**Given records**:
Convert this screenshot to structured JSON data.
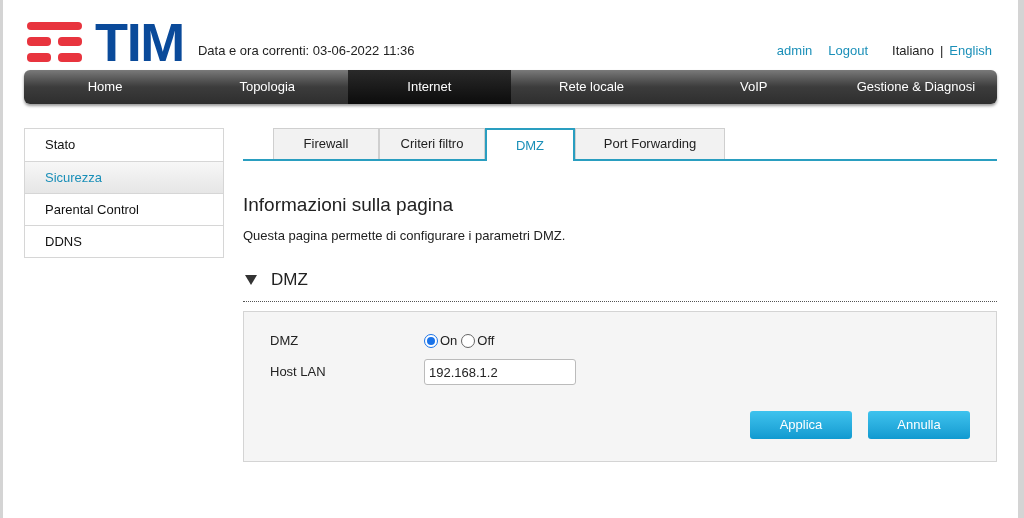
{
  "header": {
    "logo_text": "TIM",
    "datetime": "Data e ora correnti: 03-06-2022 11:36",
    "user_link": "admin",
    "logout_link": "Logout",
    "languages": [
      {
        "label": "Italiano",
        "selected": true
      },
      {
        "label": "English",
        "selected": false
      }
    ],
    "lang_separator": "|"
  },
  "nav": [
    {
      "label": "Home",
      "selected": false
    },
    {
      "label": "Topologia",
      "selected": false
    },
    {
      "label": "Internet",
      "selected": true
    },
    {
      "label": "Rete locale",
      "selected": false
    },
    {
      "label": "VoIP",
      "selected": false
    },
    {
      "label": "Gestione & Diagnosi",
      "selected": false
    }
  ],
  "sidebar": {
    "items": [
      {
        "label": "Stato",
        "selected": false
      },
      {
        "label": "Sicurezza",
        "selected": true
      },
      {
        "label": "Parental Control",
        "selected": false
      },
      {
        "label": "DDNS",
        "selected": false
      }
    ]
  },
  "tabs": [
    {
      "label": "Firewall",
      "selected": false
    },
    {
      "label": "Criteri filtro",
      "selected": false
    },
    {
      "label": "DMZ",
      "selected": true
    },
    {
      "label": "Port Forwarding",
      "selected": false
    }
  ],
  "page_info": {
    "title": "Informazioni sulla pagina",
    "description": "Questa pagina permette di configurare i parametri DMZ."
  },
  "section": {
    "title": "DMZ",
    "expanded": true,
    "fields": [
      {
        "kind": "radio",
        "label": "DMZ",
        "options": [
          {
            "label": "On",
            "selected": true
          },
          {
            "label": "Off",
            "selected": false
          }
        ]
      },
      {
        "kind": "text",
        "label": "Host LAN",
        "value": "192.168.1.2"
      }
    ],
    "buttons": [
      "Applica",
      "Annulla"
    ]
  }
}
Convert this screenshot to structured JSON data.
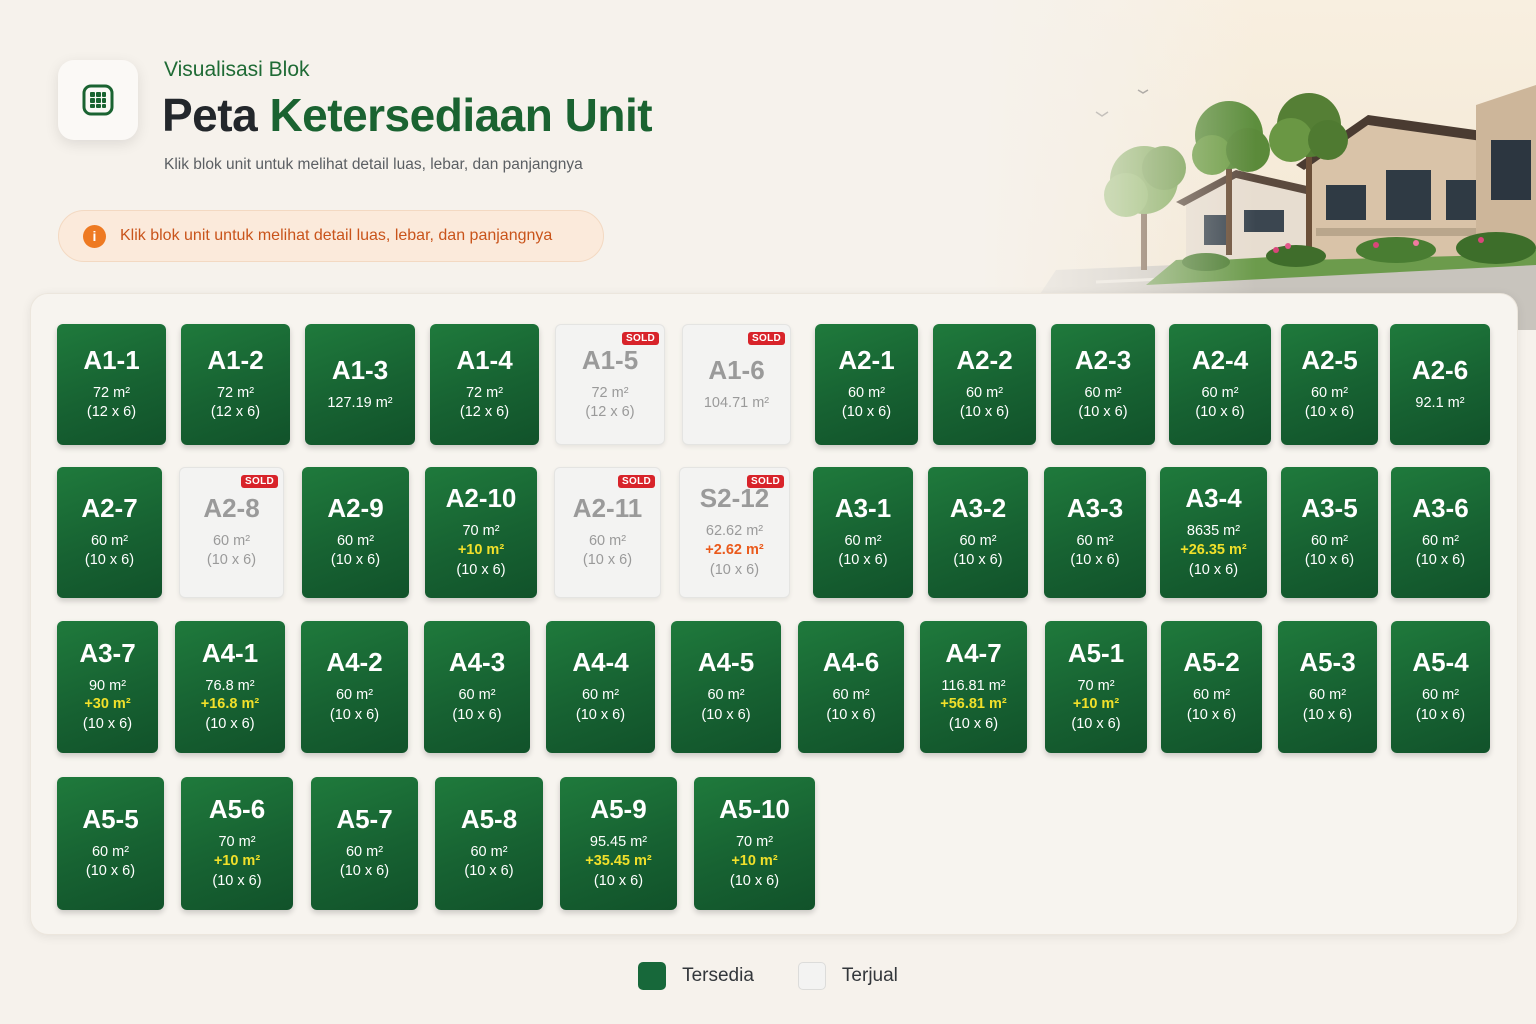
{
  "header": {
    "eyebrow": "Visualisasi Blok",
    "title_prefix": "Peta",
    "title_accent": "Ketersediaan Unit",
    "subtitle": "Klik blok unit untuk melihat detail luas, lebar, dan panjangnya"
  },
  "hint": {
    "icon": "info-icon",
    "icon_glyph": "i",
    "text": "Klik blok unit untuk melihat detail luas, lebar, dan panjangnya"
  },
  "sold_badge": "SOLD",
  "colors": {
    "available": "#17683a",
    "sold": "#f3f3f2",
    "extra_highlight": "#f1e02a",
    "sold_extra": "#ea5a1c",
    "hint_accent": "#ee7a22"
  },
  "legend": {
    "available_label": "Tersedia",
    "sold_label": "Terjual"
  },
  "units": [
    {
      "code": "A1-1",
      "area": "72 m²",
      "dims": "(12 x 6)",
      "status": "available"
    },
    {
      "code": "A1-2",
      "area": "72 m²",
      "dims": "(12 x 6)",
      "status": "available"
    },
    {
      "code": "A1-3",
      "area": "127.19 m²",
      "status": "available"
    },
    {
      "code": "A1-4",
      "area": "72 m²",
      "dims": "(12 x 6)",
      "status": "available"
    },
    {
      "code": "A1-5",
      "area": "72 m²",
      "dims": "(12 x 6)",
      "status": "sold"
    },
    {
      "code": "A1-6",
      "area": "104.71 m²",
      "status": "sold"
    },
    {
      "code": "A2-1",
      "area": "60 m²",
      "dims": "(10 x 6)",
      "status": "available"
    },
    {
      "code": "A2-2",
      "area": "60 m²",
      "dims": "(10 x 6)",
      "status": "available"
    },
    {
      "code": "A2-3",
      "area": "60 m²",
      "dims": "(10 x 6)",
      "status": "available"
    },
    {
      "code": "A2-4",
      "area": "60 m²",
      "dims": "(10 x 6)",
      "status": "available"
    },
    {
      "code": "A2-5",
      "area": "60 m²",
      "dims": "(10 x 6)",
      "status": "available"
    },
    {
      "code": "A2-6",
      "area": "92.1 m²",
      "status": "available"
    },
    {
      "code": "A2-7",
      "area": "60 m²",
      "dims": "(10 x 6)",
      "status": "available"
    },
    {
      "code": "A2-8",
      "area": "60 m²",
      "dims": "(10 x 6)",
      "status": "sold"
    },
    {
      "code": "A2-9",
      "area": "60 m²",
      "dims": "(10 x 6)",
      "status": "available"
    },
    {
      "code": "A2-10",
      "area": "70 m²",
      "extra": "+10 m²",
      "dims": "(10 x 6)",
      "status": "available"
    },
    {
      "code": "A2-11",
      "area": "60 m²",
      "dims": "(10 x 6)",
      "status": "sold"
    },
    {
      "code": "S2-12",
      "area": "62.62 m²",
      "extra": "+2.62 m²",
      "dims": "(10 x 6)",
      "status": "sold"
    },
    {
      "code": "A3-1",
      "area": "60 m²",
      "dims": "(10 x 6)",
      "status": "available"
    },
    {
      "code": "A3-2",
      "area": "60 m²",
      "dims": "(10 x 6)",
      "status": "available"
    },
    {
      "code": "A3-3",
      "area": "60 m²",
      "dims": "(10 x 6)",
      "status": "available"
    },
    {
      "code": "A3-4",
      "area": "8635 m²",
      "extra": "+26.35 m²",
      "dims": "(10 x 6)",
      "status": "available"
    },
    {
      "code": "A3-5",
      "area": "60 m²",
      "dims": "(10 x 6)",
      "status": "available"
    },
    {
      "code": "A3-6",
      "area": "60 m²",
      "dims": "(10 x 6)",
      "status": "available"
    },
    {
      "code": "A3-7",
      "area": "90 m²",
      "extra": "+30 m²",
      "dims": "(10 x 6)",
      "status": "available"
    },
    {
      "code": "A4-1",
      "area": "76.8 m²",
      "extra": "+16.8 m²",
      "dims": "(10 x 6)",
      "status": "available"
    },
    {
      "code": "A4-2",
      "area": "60 m²",
      "dims": "(10 x 6)",
      "status": "available"
    },
    {
      "code": "A4-3",
      "area": "60 m²",
      "dims": "(10 x 6)",
      "status": "available"
    },
    {
      "code": "A4-4",
      "area": "60 m²",
      "dims": "(10 x 6)",
      "status": "available"
    },
    {
      "code": "A4-5",
      "area": "60 m²",
      "dims": "(10 x 6)",
      "status": "available"
    },
    {
      "code": "A4-6",
      "area": "60 m²",
      "dims": "(10 x 6)",
      "status": "available"
    },
    {
      "code": "A4-7",
      "area": "116.81 m²",
      "extra": "+56.81 m²",
      "dims": "(10 x 6)",
      "status": "available"
    },
    {
      "code": "A5-1",
      "area": "70 m²",
      "extra": "+10 m²",
      "dims": "(10 x 6)",
      "status": "available"
    },
    {
      "code": "A5-2",
      "area": "60 m²",
      "dims": "(10 x 6)",
      "status": "available"
    },
    {
      "code": "A5-3",
      "area": "60 m²",
      "dims": "(10 x 6)",
      "status": "available"
    },
    {
      "code": "A5-4",
      "area": "60 m²",
      "dims": "(10 x 6)",
      "status": "available"
    },
    {
      "code": "A5-5",
      "area": "60 m²",
      "dims": "(10 x 6)",
      "status": "available"
    },
    {
      "code": "A5-6",
      "area": "70 m²",
      "extra": "+10 m²",
      "dims": "(10 x 6)",
      "status": "available"
    },
    {
      "code": "A5-7",
      "area": "60 m²",
      "dims": "(10 x 6)",
      "status": "available"
    },
    {
      "code": "A5-8",
      "area": "60 m²",
      "dims": "(10 x 6)",
      "status": "available"
    },
    {
      "code": "A5-9",
      "area": "95.45 m²",
      "extra": "+35.45 m²",
      "dims": "(10 x 6)",
      "status": "available"
    },
    {
      "code": "A5-10",
      "area": "70 m²",
      "extra": "+10 m²",
      "dims": "(10 x 6)",
      "status": "available"
    }
  ]
}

**Exercise objective**: Excluding the pictures, reproduce every entry exactly as given.

**Expected output**:
Convert this screenshot to structured JSON data.
{
  "header": {
    "logo_text": "TIM",
    "datetime": "Data e ora correnti: 03-06-2022 11:36",
    "user_link": "admin",
    "logout_link": "Logout",
    "languages": [
      {
        "label": "Italiano",
        "selected": true
      },
      {
        "label": "English",
        "selected": false
      }
    ],
    "lang_separator": "|"
  },
  "nav": [
    {
      "label": "Home",
      "selected": false
    },
    {
      "label": "Topologia",
      "selected": false
    },
    {
      "label": "Internet",
      "selected": true
    },
    {
      "label": "Rete locale",
      "selected": false
    },
    {
      "label": "VoIP",
      "selected": false
    },
    {
      "label": "Gestione & Diagnosi",
      "selected": false
    }
  ],
  "sidebar": {
    "items": [
      {
        "label": "Stato",
        "selected": false
      },
      {
        "label": "Sicurezza",
        "selected": true
      },
      {
        "label": "Parental Control",
        "selected": false
      },
      {
        "label": "DDNS",
        "selected": false
      }
    ]
  },
  "tabs": [
    {
      "label": "Firewall",
      "selected": false
    },
    {
      "label": "Criteri filtro",
      "selected": false
    },
    {
      "label": "DMZ",
      "selected": true
    },
    {
      "label": "Port Forwarding",
      "selected": false
    }
  ],
  "page_info": {
    "title": "Informazioni sulla pagina",
    "description": "Questa pagina permette di configurare i parametri DMZ."
  },
  "section": {
    "title": "DMZ",
    "expanded": true,
    "fields": [
      {
        "kind": "radio",
        "label": "DMZ",
        "options": [
          {
            "label": "On",
            "selected": true
          },
          {
            "label": "Off",
            "selected": false
          }
        ]
      },
      {
        "kind": "text",
        "label": "Host LAN",
        "value": "192.168.1.2"
      }
    ],
    "buttons": [
      "Applica",
      "Annulla"
    ]
  }
}
Convert this screenshot to structured JSON data.
{
  "header": {
    "eyebrow": "Visualisasi Blok",
    "title_prefix": "Peta",
    "title_accent": "Ketersediaan Unit",
    "subtitle": "Klik blok unit untuk melihat detail luas, lebar, dan panjangnya"
  },
  "hint": {
    "icon": "info-icon",
    "icon_glyph": "i",
    "text": "Klik blok unit untuk melihat detail luas, lebar, dan panjangnya"
  },
  "sold_badge": "SOLD",
  "colors": {
    "available": "#17683a",
    "sold": "#f3f3f2",
    "extra_highlight": "#f1e02a",
    "sold_extra": "#ea5a1c",
    "hint_accent": "#ee7a22"
  },
  "legend": {
    "available_label": "Tersedia",
    "sold_label": "Terjual"
  },
  "units": [
    {
      "code": "A1-1",
      "area": "72 m²",
      "dims": "(12 x 6)",
      "status": "available"
    },
    {
      "code": "A1-2",
      "area": "72 m²",
      "dims": "(12 x 6)",
      "status": "available"
    },
    {
      "code": "A1-3",
      "area": "127.19 m²",
      "status": "available"
    },
    {
      "code": "A1-4",
      "area": "72 m²",
      "dims": "(12 x 6)",
      "status": "available"
    },
    {
      "code": "A1-5",
      "area": "72 m²",
      "dims": "(12 x 6)",
      "status": "sold"
    },
    {
      "code": "A1-6",
      "area": "104.71 m²",
      "status": "sold"
    },
    {
      "code": "A2-1",
      "area": "60 m²",
      "dims": "(10 x 6)",
      "status": "available"
    },
    {
      "code": "A2-2",
      "area": "60 m²",
      "dims": "(10 x 6)",
      "status": "available"
    },
    {
      "code": "A2-3",
      "area": "60 m²",
      "dims": "(10 x 6)",
      "status": "available"
    },
    {
      "code": "A2-4",
      "area": "60 m²",
      "dims": "(10 x 6)",
      "status": "available"
    },
    {
      "code": "A2-5",
      "area": "60 m²",
      "dims": "(10 x 6)",
      "status": "available"
    },
    {
      "code": "A2-6",
      "area": "92.1 m²",
      "status": "available"
    },
    {
      "code": "A2-7",
      "area": "60 m²",
      "dims": "(10 x 6)",
      "status": "available"
    },
    {
      "code": "A2-8",
      "area": "60 m²",
      "dims": "(10 x 6)",
      "status": "sold"
    },
    {
      "code": "A2-9",
      "area": "60 m²",
      "dims": "(10 x 6)",
      "status": "available"
    },
    {
      "code": "A2-10",
      "area": "70 m²",
      "extra": "+10 m²",
      "dims": "(10 x 6)",
      "status": "available"
    },
    {
      "code": "A2-11",
      "area": "60 m²",
      "dims": "(10 x 6)",
      "status": "sold"
    },
    {
      "code": "S2-12",
      "area": "62.62 m²",
      "extra": "+2.62 m²",
      "dims": "(10 x 6)",
      "status": "sold"
    },
    {
      "code": "A3-1",
      "area": "60 m²",
      "dims": "(10 x 6)",
      "status": "available"
    },
    {
      "code": "A3-2",
      "area": "60 m²",
      "dims": "(10 x 6)",
      "status": "available"
    },
    {
      "code": "A3-3",
      "area": "60 m²",
      "dims": "(10 x 6)",
      "status": "available"
    },
    {
      "code": "A3-4",
      "area": "8635 m²",
      "extra": "+26.35 m²",
      "dims": "(10 x 6)",
      "status": "available"
    },
    {
      "code": "A3-5",
      "area": "60 m²",
      "dims": "(10 x 6)",
      "status": "available"
    },
    {
      "code": "A3-6",
      "area": "60 m²",
      "dims": "(10 x 6)",
      "status": "available"
    },
    {
      "code": "A3-7",
      "area": "90 m²",
      "extra": "+30 m²",
      "dims": "(10 x 6)",
      "status": "available"
    },
    {
      "code": "A4-1",
      "area": "76.8 m²",
      "extra": "+16.8 m²",
      "dims": "(10 x 6)",
      "status": "available"
    },
    {
      "code": "A4-2",
      "area": "60 m²",
      "dims": "(10 x 6)",
      "status": "available"
    },
    {
      "code": "A4-3",
      "area": "60 m²",
      "dims": "(10 x 6)",
      "status": "available"
    },
    {
      "code": "A4-4",
      "area": "60 m²",
      "dims": "(10 x 6)",
      "status": "available"
    },
    {
      "code": "A4-5",
      "area": "60 m²",
      "dims": "(10 x 6)",
      "status": "available"
    },
    {
      "code": "A4-6",
      "area": "60 m²",
      "dims": "(10 x 6)",
      "status": "available"
    },
    {
      "code": "A4-7",
      "area": "116.81 m²",
      "extra": "+56.81 m²",
      "dims": "(10 x 6)",
      "status": "available"
    },
    {
      "code": "A5-1",
      "area": "70 m²",
      "extra": "+10 m²",
      "dims": "(10 x 6)",
      "status": "available"
    },
    {
      "code": "A5-2",
      "area": "60 m²",
      "dims": "(10 x 6)",
      "status": "available"
    },
    {
      "code": "A5-3",
      "area": "60 m²",
      "dims": "(10 x 6)",
      "status": "available"
    },
    {
      "code": "A5-4",
      "area": "60 m²",
      "dims": "(10 x 6)",
      "status": "available"
    },
    {
      "code": "A5-5",
      "area": "60 m²",
      "dims": "(10 x 6)",
      "status": "available"
    },
    {
      "code": "A5-6",
      "area": "70 m²",
      "extra": "+10 m²",
      "dims": "(10 x 6)",
      "status": "available"
    },
    {
      "code": "A5-7",
      "area": "60 m²",
      "dims": "(10 x 6)",
      "status": "available"
    },
    {
      "code": "A5-8",
      "area": "60 m²",
      "dims": "(10 x 6)",
      "status": "available"
    },
    {
      "code": "A5-9",
      "area": "95.45 m²",
      "extra": "+35.45 m²",
      "dims": "(10 x 6)",
      "status": "available"
    },
    {
      "code": "A5-10",
      "area": "70 m²",
      "extra": "+10 m²",
      "dims": "(10 x 6)",
      "status": "available"
    }
  ]
}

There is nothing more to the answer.